Return all the data below as it stands, minus the pictures.
=====
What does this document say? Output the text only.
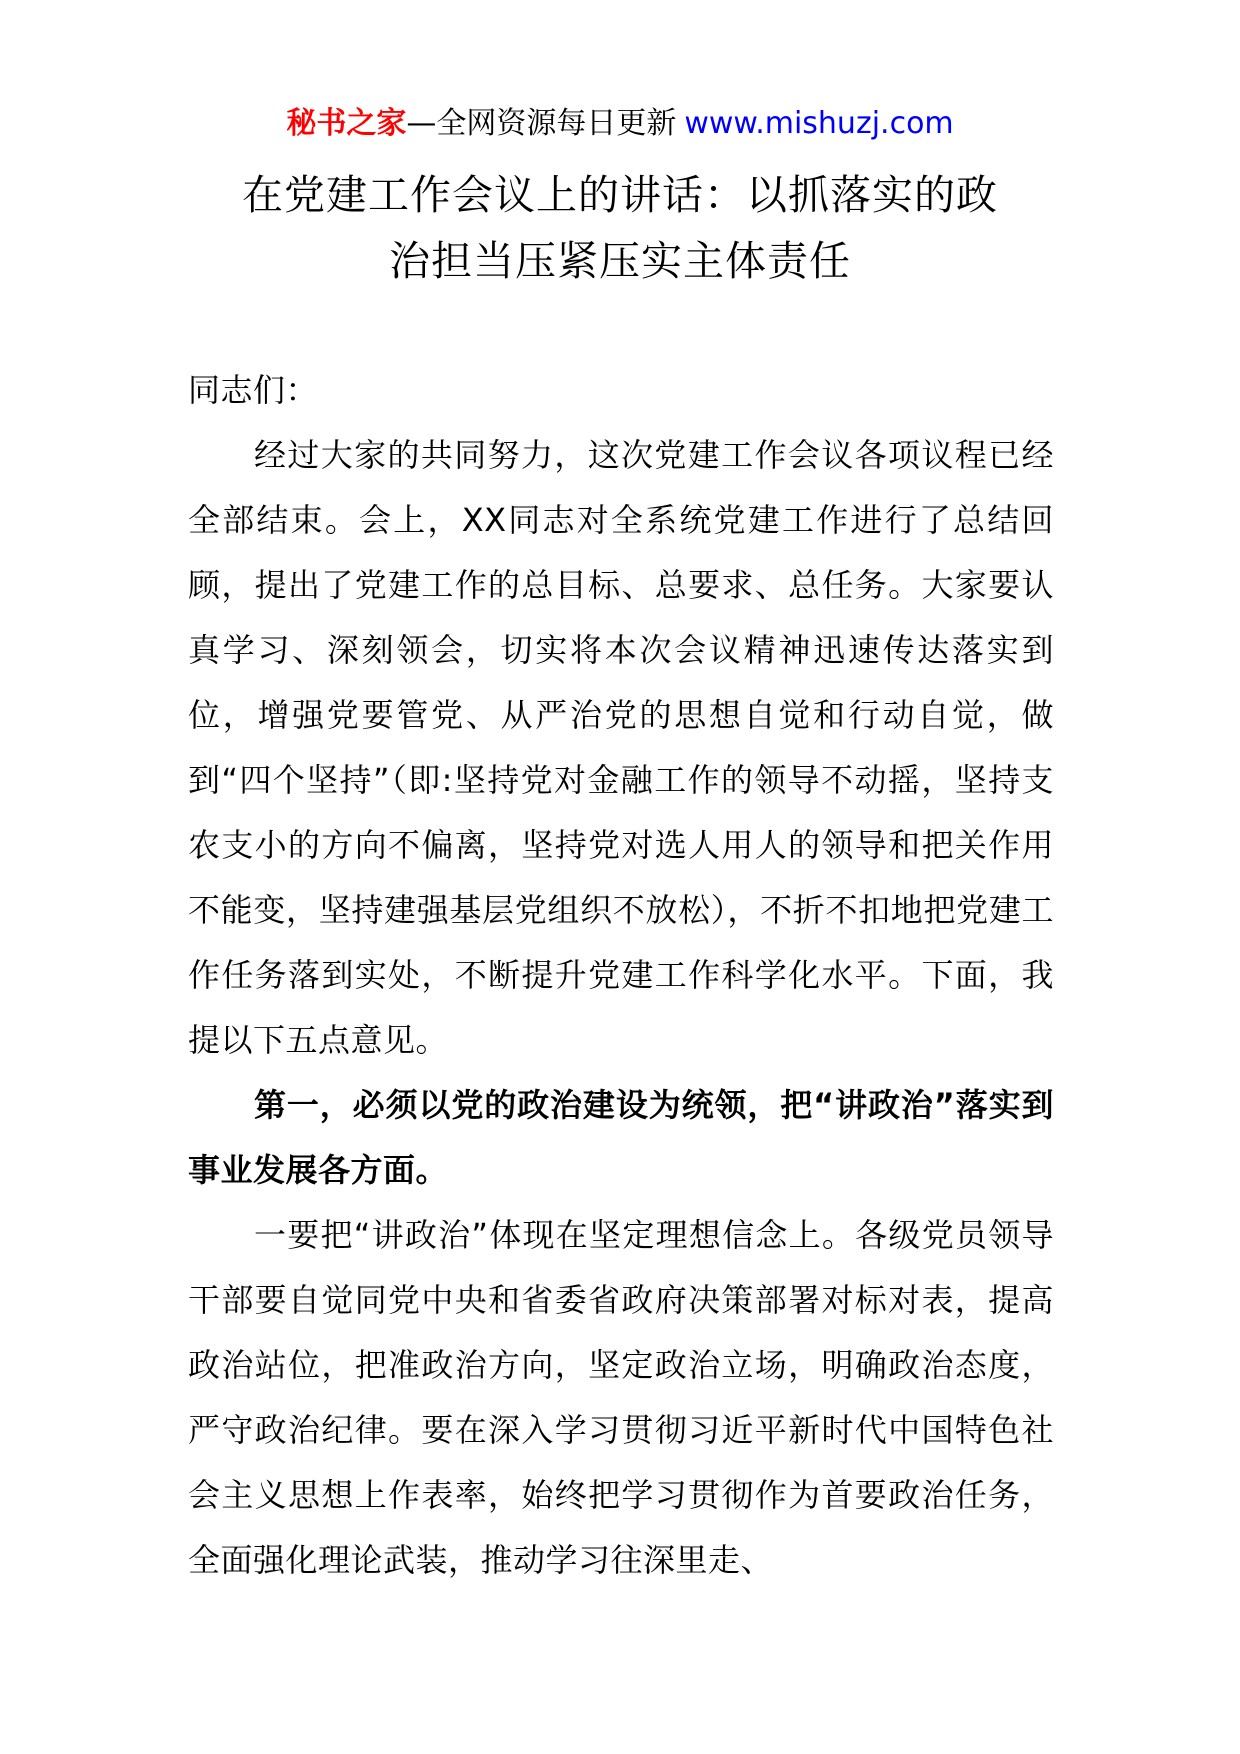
秘书之家—全网资源每日更新 www.mishuzj.com
在党建工作会议上的讲话：以抓落实的政
治担当压紧压实主体责任

同志们：

经过大家的共同努力，这次党建工作会议各项议程已经全部结束。会上，XX同志对全系统党建工作进行了总结回顾，提出了党建工作的总目标、总要求、总任务。大家要认真学习、深刻领会，切实将本次会议精神迅速传达落实到位，增强党要管党、从严治党的思想自觉和行动自觉，做到“四个坚持”（即:坚持党对金融工作的领导不动摇，坚持支农支小的方向不偏离，坚持党对选人用人的领导和把关作用不能变，坚持建强基层党组织不放松），不折不扣地把党建工作任务落到实处，不断提升党建工作科学化水平。下面，我提以下五点意见。

第一，必须以党的政治建设为统领，把“讲政治”落实到事业发展各方面。

一要把“讲政治”体现在坚定理想信念上。各级党员领导干部要自觉同党中央和省委省政府决策部署对标对表，提高政治站位，把准政治方向，坚定政治立场，明确政治态度，严守政治纪律。要在深入学习贯彻习近平新时代中国特色社会主义思想上作表率，始终把学习贯彻作为首要政治任务，全面强化理论武装，推动学习往深里走、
=====
* [Answer]:
What does this document say? Output the text only.
秘书之家—全网资源每日更新 www.mishuzj.com
在党建工作会议上的讲话：以抓落实的政
治担当压紧压实主体责任

同志们：

经过大家的共同努力，这次党建工作会议各项议程已经全部结束。会上，XX同志对全系统党建工作进行了总结回顾，提出了党建工作的总目标、总要求、总任务。大家要认真学习、深刻领会，切实将本次会议精神迅速传达落实到位，增强党要管党、从严治党的思想自觉和行动自觉，做到“四个坚持”（即:坚持党对金融工作的领导不动摇，坚持支农支小的方向不偏离，坚持党对选人用人的领导和把关作用不能变，坚持建强基层党组织不放松），不折不扣地把党建工作任务落到实处，不断提升党建工作科学化水平。下面，我提以下五点意见。

第一，必须以党的政治建设为统领，把“讲政治”落实到事业发展各方面。

一要把“讲政治”体现在坚定理想信念上。各级党员领导干部要自觉同党中央和省委省政府决策部署对标对表，提高政治站位，把准政治方向，坚定政治立场，明确政治态度，严守政治纪律。要在深入学习贯彻习近平新时代中国特色社会主义思想上作表率，始终把学习贯彻作为首要政治任务，全面强化理论武装，推动学习往深里走、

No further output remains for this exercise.